§ TASK PROMPT
What follows is a set of records; restate each one word for word and drop the pictures.

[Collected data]
============
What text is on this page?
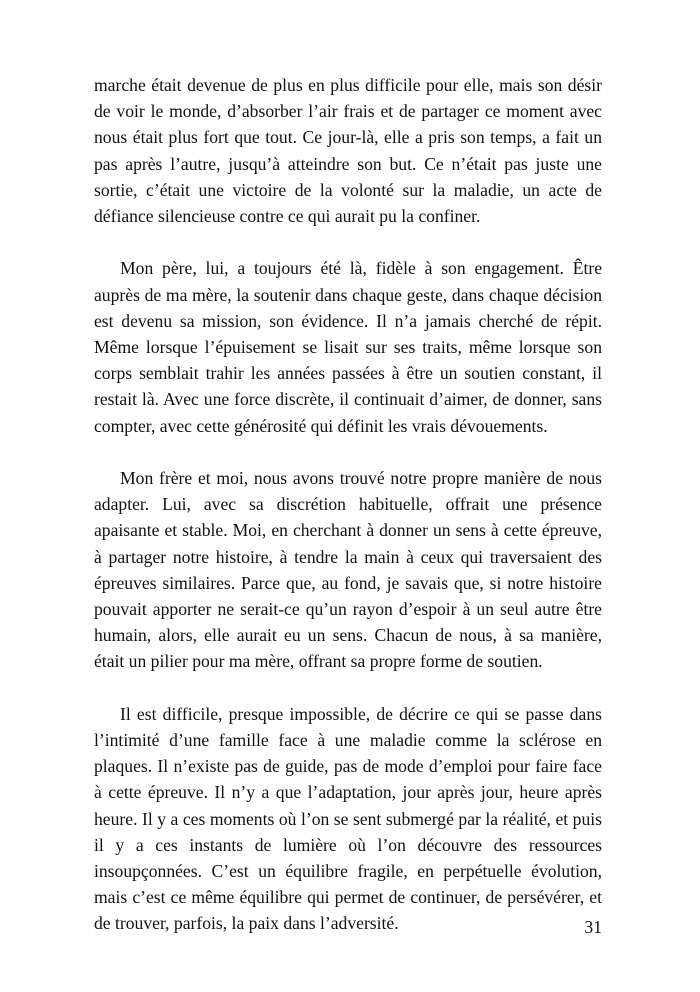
marche était devenue de plus en plus difficile pour elle, mais son désir de voir le monde, d’absorber l’air frais et de partager ce moment avec nous était plus fort que tout. Ce jour-là, elle a pris son temps, a fait un pas après l’autre, jusqu’à atteindre son but. Ce n’était pas juste une sortie, c’était une victoire de la volonté sur la maladie, un acte de défiance silencieuse contre ce qui aurait pu la confiner.

Mon père, lui, a toujours été là, fidèle à son engagement. Être auprès de ma mère, la soutenir dans chaque geste, dans chaque décision est devenu sa mission, son évidence. Il n’a jamais cherché de répit. Même lorsque l’épuisement se lisait sur ses traits, même lorsque son corps semblait trahir les années passées à être un soutien constant, il restait là. Avec une force discrète, il continuait d’aimer, de donner, sans compter, avec cette générosité qui définit les vrais dévouements.

Mon frère et moi, nous avons trouvé notre propre manière de nous adapter. Lui, avec sa discrétion habituelle, offrait une présence apaisante et stable. Moi, en cherchant à donner un sens à cette épreuve, à partager notre histoire, à tendre la main à ceux qui traversaient des épreuves similaires. Parce que, au fond, je savais que, si notre histoire pouvait apporter ne serait-ce qu’un rayon d’espoir à un seul autre être humain, alors, elle aurait eu un sens. Chacun de nous, à sa manière, était un pilier pour ma mère, offrant sa propre forme de soutien.

Il est difficile, presque impossible, de décrire ce qui se passe dans l’intimité d’une famille face à une maladie comme la sclérose en plaques. Il n’existe pas de guide, pas de mode d’emploi pour faire face à cette épreuve. Il n’y a que l’adaptation, jour après jour, heure après heure. Il y a ces moments où l’on se sent submergé par la réalité, et puis il y a ces instants de lumière où l’on découvre des ressources insoupçonnées. C’est un équilibre fragile, en perpétuelle évolution, mais c’est ce même équilibre qui permet de continuer, de persévérer, et de trouver, parfois, la paix dans l’adversité.	31
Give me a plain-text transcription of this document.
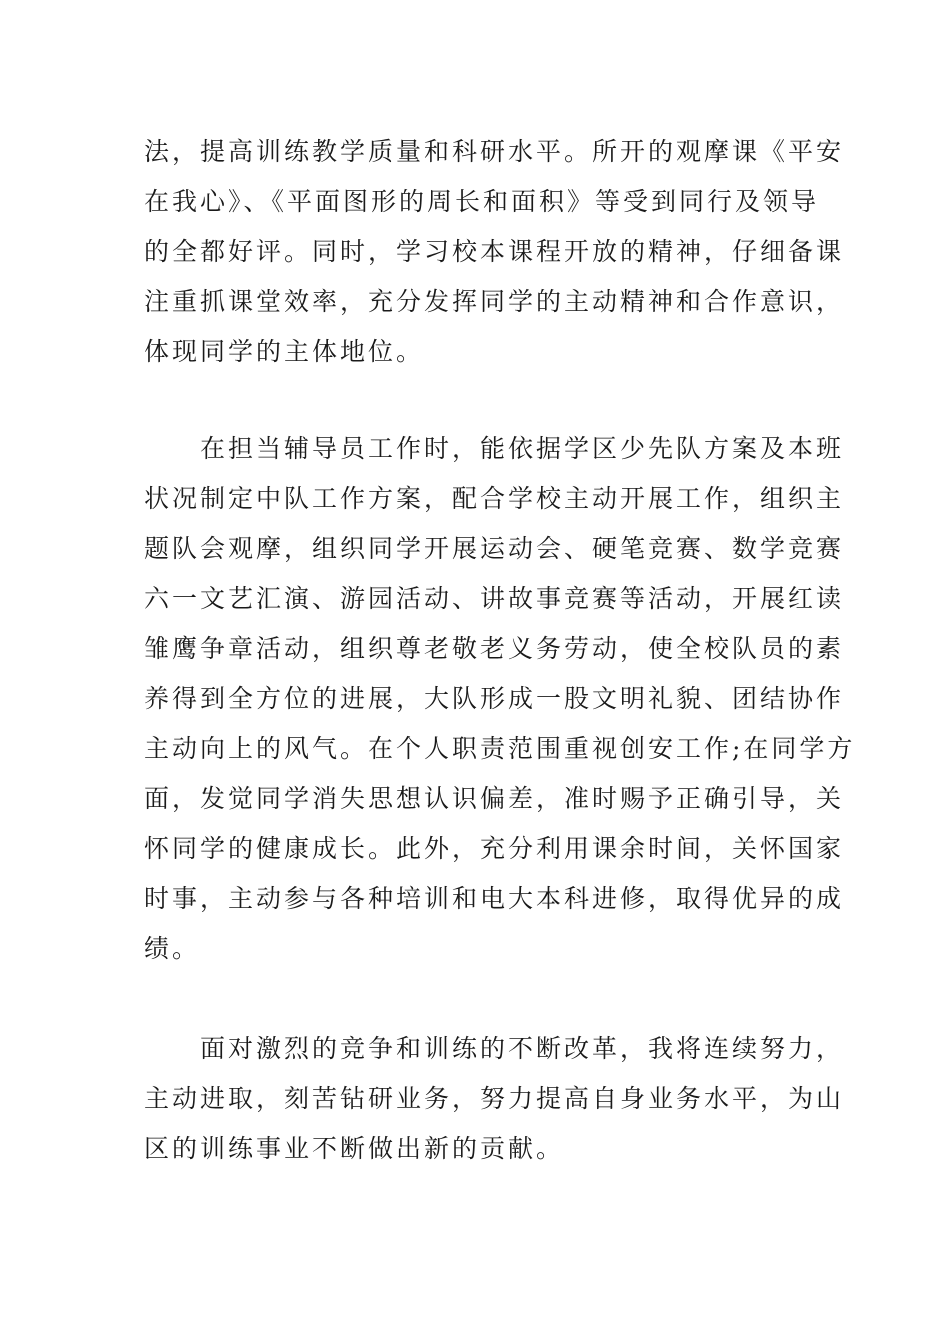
法，提高训练教学质量和科研水平。所开的观摩课《平安
在我心》、《平面图形的周长和面积》等受到同行及领导
的全都好评。同时，学习校本课程开放的精神，仔细备课
注重抓课堂效率，充分发挥同学的主动精神和合作意识，
体现同学的主体地位。
在担当辅导员工作时，能依据学区少先队方案及本班
状况制定中队工作方案，配合学校主动开展工作，组织主
题队会观摩，组织同学开展运动会、硬笔竞赛、数学竞赛
六一文艺汇演、游园活动、讲故事竞赛等活动，开展红读
雏鹰争章活动，组织尊老敬老义务劳动，使全校队员的素
养得到全方位的进展，大队形成一股文明礼貌、团结协作
主动向上的风气。在个人职责范围重视创安工作;在同学方
面，发觉同学消失思想认识偏差，准时赐予正确引导，关
怀同学的健康成长。此外，充分利用课余时间，关怀国家
时事，主动参与各种培训和电大本科进修，取得优异的成
绩。
面对激烈的竞争和训练的不断改革，我将连续努力，
主动进取，刻苦钻研业务，努力提高自身业务水平，为山
区的训练事业不断做出新的贡献。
============
§ TASK RESULT
What text is on this page?
marche était devenue de plus en plus difficile pour elle, mais son désir de voir le monde, d’absorber l’air frais et de partager ce moment avec nous était plus fort que tout. Ce jour-là, elle a pris son temps, a fait un pas après l’autre, jusqu’à atteindre son but. Ce n’était pas juste une sortie, c’était une victoire de la volonté sur la maladie, un acte de défiance silencieuse contre ce qui aurait pu la confiner.

Mon père, lui, a toujours été là, fidèle à son engagement. Être auprès de ma mère, la soutenir dans chaque geste, dans chaque décision est devenu sa mission, son évidence. Il n’a jamais cherché de répit. Même lorsque l’épuisement se lisait sur ses traits, même lorsque son corps semblait trahir les années passées à être un soutien constant, il restait là. Avec une force discrète, il continuait d’aimer, de donner, sans compter, avec cette générosité qui définit les vrais dévouements.

Mon frère et moi, nous avons trouvé notre propre manière de nous adapter. Lui, avec sa discrétion habituelle, offrait une présence apaisante et stable. Moi, en cherchant à donner un sens à cette épreuve, à partager notre histoire, à tendre la main à ceux qui traversaient des épreuves similaires. Parce que, au fond, je savais que, si notre histoire pouvait apporter ne serait-ce qu’un rayon d’espoir à un seul autre être humain, alors, elle aurait eu un sens. Chacun de nous, à sa manière, était un pilier pour ma mère, offrant sa propre forme de soutien.

Il est difficile, presque impossible, de décrire ce qui se passe dans l’intimité d’une famille face à une maladie comme la sclérose en plaques. Il n’existe pas de guide, pas de mode d’emploi pour faire face à cette épreuve. Il n’y a que l’adaptation, jour après jour, heure après heure. Il y a ces moments où l’on se sent submergé par la réalité, et puis il y a ces instants de lumière où l’on découvre des ressources insoupçonnées. C’est un équilibre fragile, en perpétuelle évolution, mais c’est ce même équilibre qui permet de continuer, de persévérer, et de trouver, parfois, la paix dans l’adversité.	31
Give me a plain-text transcription of this document.
法，提高训练教学质量和科研水平。所开的观摩课《平安
在我心》、《平面图形的周长和面积》等受到同行及领导
的全都好评。同时，学习校本课程开放的精神，仔细备课
注重抓课堂效率，充分发挥同学的主动精神和合作意识，
体现同学的主体地位。
在担当辅导员工作时，能依据学区少先队方案及本班
状况制定中队工作方案，配合学校主动开展工作，组织主
题队会观摩，组织同学开展运动会、硬笔竞赛、数学竞赛
六一文艺汇演、游园活动、讲故事竞赛等活动，开展红读
雏鹰争章活动，组织尊老敬老义务劳动，使全校队员的素
养得到全方位的进展，大队形成一股文明礼貌、团结协作
主动向上的风气。在个人职责范围重视创安工作;在同学方
面，发觉同学消失思想认识偏差，准时赐予正确引导，关
怀同学的健康成长。此外，充分利用课余时间，关怀国家
时事，主动参与各种培训和电大本科进修，取得优异的成
绩。
面对激烈的竞争和训练的不断改革，我将连续努力，
主动进取，刻苦钻研业务，努力提高自身业务水平，为山
区的训练事业不断做出新的贡献。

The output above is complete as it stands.